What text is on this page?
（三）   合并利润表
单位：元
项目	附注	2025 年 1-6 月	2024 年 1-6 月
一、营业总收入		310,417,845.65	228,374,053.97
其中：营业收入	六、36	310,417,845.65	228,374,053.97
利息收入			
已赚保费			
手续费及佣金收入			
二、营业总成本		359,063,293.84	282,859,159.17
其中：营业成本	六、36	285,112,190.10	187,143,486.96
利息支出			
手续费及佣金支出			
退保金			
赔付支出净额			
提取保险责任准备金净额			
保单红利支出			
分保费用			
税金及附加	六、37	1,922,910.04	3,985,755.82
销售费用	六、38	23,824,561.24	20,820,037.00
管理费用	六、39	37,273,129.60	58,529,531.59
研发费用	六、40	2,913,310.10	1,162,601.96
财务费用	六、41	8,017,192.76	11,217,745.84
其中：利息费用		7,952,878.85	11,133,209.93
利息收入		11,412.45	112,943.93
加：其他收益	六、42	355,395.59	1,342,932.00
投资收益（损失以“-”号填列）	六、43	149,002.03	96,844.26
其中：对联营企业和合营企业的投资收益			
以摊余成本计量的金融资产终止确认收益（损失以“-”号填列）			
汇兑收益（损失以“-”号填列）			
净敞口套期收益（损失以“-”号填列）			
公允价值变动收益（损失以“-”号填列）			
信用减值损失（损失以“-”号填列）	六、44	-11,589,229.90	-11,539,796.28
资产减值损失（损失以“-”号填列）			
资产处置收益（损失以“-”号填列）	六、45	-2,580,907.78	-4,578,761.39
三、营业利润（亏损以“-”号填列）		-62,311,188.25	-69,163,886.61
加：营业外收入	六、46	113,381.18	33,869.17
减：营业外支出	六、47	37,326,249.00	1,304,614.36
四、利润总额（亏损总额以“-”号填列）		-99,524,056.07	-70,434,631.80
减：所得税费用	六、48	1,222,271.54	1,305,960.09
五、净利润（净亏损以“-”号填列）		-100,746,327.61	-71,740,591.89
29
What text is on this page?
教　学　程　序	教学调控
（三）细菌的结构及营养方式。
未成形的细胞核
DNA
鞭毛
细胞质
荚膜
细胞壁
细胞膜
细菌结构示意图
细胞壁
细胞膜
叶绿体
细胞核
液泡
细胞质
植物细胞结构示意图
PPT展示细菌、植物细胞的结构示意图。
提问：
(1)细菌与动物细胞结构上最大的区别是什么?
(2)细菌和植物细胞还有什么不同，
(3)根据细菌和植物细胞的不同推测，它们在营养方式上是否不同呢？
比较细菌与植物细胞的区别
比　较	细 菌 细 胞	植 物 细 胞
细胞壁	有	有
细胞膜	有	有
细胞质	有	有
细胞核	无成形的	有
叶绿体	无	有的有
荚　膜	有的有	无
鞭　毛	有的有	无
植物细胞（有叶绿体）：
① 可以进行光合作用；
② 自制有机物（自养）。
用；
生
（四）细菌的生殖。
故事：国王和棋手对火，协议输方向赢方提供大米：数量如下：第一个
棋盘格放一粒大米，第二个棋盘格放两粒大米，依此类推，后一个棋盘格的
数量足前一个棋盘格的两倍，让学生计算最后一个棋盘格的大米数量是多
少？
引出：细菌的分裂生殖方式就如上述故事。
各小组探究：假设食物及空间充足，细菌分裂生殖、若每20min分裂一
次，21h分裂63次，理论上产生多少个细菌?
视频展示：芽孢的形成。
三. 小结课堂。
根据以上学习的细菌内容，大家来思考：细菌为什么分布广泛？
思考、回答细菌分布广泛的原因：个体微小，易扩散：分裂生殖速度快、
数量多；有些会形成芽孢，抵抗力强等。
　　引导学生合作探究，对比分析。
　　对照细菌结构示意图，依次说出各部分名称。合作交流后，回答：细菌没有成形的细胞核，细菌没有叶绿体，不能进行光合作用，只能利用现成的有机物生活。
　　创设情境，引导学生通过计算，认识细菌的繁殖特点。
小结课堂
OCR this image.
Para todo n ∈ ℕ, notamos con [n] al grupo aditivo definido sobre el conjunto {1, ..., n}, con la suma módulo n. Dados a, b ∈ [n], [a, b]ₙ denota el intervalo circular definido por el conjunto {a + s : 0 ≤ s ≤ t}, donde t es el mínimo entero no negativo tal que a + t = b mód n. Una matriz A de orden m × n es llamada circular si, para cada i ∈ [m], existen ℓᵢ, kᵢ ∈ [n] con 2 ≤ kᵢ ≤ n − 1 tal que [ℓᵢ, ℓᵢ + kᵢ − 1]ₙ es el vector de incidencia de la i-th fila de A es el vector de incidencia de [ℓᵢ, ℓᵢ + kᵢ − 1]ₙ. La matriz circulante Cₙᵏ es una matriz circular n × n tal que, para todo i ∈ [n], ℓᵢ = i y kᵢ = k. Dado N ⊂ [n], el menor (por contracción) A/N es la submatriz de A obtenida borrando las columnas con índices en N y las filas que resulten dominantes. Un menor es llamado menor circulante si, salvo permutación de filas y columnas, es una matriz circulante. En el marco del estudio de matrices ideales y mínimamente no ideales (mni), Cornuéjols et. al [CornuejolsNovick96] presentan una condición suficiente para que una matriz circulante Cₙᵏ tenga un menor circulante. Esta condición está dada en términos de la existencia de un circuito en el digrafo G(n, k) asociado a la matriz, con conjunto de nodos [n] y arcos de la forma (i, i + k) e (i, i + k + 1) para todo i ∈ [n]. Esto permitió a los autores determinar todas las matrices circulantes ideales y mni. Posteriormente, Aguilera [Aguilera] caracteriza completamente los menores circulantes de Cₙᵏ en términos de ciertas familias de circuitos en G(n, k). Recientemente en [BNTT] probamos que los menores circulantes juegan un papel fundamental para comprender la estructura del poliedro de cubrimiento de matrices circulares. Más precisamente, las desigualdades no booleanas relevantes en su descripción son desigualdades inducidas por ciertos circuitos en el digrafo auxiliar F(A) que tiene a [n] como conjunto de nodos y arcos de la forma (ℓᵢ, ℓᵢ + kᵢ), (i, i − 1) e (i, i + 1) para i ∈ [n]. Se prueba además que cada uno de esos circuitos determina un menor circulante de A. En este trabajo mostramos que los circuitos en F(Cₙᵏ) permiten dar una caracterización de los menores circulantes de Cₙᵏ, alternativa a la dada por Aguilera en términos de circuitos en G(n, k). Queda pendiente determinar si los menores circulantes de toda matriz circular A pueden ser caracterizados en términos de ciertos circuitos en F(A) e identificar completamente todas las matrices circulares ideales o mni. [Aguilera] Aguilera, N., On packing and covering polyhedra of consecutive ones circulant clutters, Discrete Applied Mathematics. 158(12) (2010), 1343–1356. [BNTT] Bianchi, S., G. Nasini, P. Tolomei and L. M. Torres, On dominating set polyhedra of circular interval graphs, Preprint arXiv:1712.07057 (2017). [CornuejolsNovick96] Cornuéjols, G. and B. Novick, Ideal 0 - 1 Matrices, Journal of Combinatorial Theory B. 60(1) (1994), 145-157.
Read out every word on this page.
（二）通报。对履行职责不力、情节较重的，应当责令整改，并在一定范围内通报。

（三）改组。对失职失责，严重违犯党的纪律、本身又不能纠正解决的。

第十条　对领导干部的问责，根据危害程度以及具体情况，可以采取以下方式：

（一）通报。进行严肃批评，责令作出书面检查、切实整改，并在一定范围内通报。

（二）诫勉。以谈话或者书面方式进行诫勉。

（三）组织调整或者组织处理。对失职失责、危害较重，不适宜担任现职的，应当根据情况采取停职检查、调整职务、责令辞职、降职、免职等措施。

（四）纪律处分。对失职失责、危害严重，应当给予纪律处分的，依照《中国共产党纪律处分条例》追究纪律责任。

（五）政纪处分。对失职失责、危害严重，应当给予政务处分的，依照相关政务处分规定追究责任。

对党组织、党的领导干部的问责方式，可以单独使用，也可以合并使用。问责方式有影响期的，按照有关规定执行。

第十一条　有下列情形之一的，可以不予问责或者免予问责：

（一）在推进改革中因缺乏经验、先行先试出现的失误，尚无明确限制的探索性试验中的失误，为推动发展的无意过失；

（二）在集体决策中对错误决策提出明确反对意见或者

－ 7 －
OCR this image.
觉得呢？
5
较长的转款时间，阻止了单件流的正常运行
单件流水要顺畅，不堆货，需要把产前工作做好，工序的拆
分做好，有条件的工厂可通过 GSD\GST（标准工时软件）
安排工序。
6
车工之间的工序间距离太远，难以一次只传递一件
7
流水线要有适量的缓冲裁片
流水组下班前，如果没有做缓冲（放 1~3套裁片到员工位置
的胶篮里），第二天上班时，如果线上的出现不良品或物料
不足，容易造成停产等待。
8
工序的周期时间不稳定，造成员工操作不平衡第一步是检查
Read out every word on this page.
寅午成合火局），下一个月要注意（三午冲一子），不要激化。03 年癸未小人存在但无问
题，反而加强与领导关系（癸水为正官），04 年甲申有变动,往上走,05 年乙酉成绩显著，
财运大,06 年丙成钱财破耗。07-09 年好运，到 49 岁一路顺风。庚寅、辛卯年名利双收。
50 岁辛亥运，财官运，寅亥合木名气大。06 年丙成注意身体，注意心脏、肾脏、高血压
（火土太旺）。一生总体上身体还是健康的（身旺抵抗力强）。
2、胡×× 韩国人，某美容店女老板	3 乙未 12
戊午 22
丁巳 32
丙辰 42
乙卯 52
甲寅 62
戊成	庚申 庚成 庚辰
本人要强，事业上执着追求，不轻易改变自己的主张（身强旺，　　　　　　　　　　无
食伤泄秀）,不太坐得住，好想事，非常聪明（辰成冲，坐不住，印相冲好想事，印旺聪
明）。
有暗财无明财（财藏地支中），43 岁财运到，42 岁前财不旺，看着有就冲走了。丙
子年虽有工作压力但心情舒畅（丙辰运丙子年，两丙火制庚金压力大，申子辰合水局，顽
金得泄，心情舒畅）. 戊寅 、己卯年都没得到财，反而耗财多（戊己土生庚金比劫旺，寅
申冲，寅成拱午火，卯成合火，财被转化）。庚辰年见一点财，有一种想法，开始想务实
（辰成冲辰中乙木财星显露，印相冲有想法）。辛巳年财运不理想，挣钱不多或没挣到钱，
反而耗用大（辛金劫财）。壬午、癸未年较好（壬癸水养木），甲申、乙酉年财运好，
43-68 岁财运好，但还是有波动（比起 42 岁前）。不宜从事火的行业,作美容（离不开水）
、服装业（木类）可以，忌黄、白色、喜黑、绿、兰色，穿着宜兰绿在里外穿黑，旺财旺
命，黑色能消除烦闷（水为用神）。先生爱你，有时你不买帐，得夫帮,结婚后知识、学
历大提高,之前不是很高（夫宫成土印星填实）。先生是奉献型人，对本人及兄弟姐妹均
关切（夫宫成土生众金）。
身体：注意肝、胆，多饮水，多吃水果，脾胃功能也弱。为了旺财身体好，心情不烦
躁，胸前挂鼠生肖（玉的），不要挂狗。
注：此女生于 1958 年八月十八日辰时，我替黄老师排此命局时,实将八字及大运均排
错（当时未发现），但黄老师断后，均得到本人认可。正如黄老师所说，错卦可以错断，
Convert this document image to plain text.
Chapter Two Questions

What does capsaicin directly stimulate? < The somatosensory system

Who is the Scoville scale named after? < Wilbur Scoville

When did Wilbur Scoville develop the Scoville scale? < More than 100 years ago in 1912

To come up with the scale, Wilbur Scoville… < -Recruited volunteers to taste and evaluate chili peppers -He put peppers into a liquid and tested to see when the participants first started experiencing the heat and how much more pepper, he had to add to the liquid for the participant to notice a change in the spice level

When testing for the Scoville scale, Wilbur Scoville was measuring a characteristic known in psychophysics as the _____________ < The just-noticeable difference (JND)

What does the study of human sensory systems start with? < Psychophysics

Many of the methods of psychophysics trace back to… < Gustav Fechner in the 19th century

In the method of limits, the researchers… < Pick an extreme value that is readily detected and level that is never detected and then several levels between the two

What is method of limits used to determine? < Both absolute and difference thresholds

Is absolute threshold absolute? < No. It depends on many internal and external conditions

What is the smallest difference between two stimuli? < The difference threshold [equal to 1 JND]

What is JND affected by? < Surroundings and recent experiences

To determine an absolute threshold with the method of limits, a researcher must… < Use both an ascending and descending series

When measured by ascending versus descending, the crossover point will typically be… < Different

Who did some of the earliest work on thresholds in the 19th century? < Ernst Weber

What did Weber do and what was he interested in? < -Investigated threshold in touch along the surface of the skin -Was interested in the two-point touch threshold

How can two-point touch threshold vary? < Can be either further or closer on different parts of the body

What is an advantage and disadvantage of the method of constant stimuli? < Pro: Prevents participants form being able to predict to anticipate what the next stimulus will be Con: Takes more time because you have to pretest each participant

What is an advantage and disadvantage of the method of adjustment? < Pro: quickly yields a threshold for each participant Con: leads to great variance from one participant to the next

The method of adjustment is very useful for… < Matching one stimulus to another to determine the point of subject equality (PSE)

What is required: Out of the records, collect only those lines that contain the string "Weber".

Task answer:
Who did some of the earliest work on thresholds in the 19th century? < Ernst Weber
What did Weber do and what was he interested in? < -Investigated threshold in touch along the surface of the skin -Was interested in the two-point touch threshold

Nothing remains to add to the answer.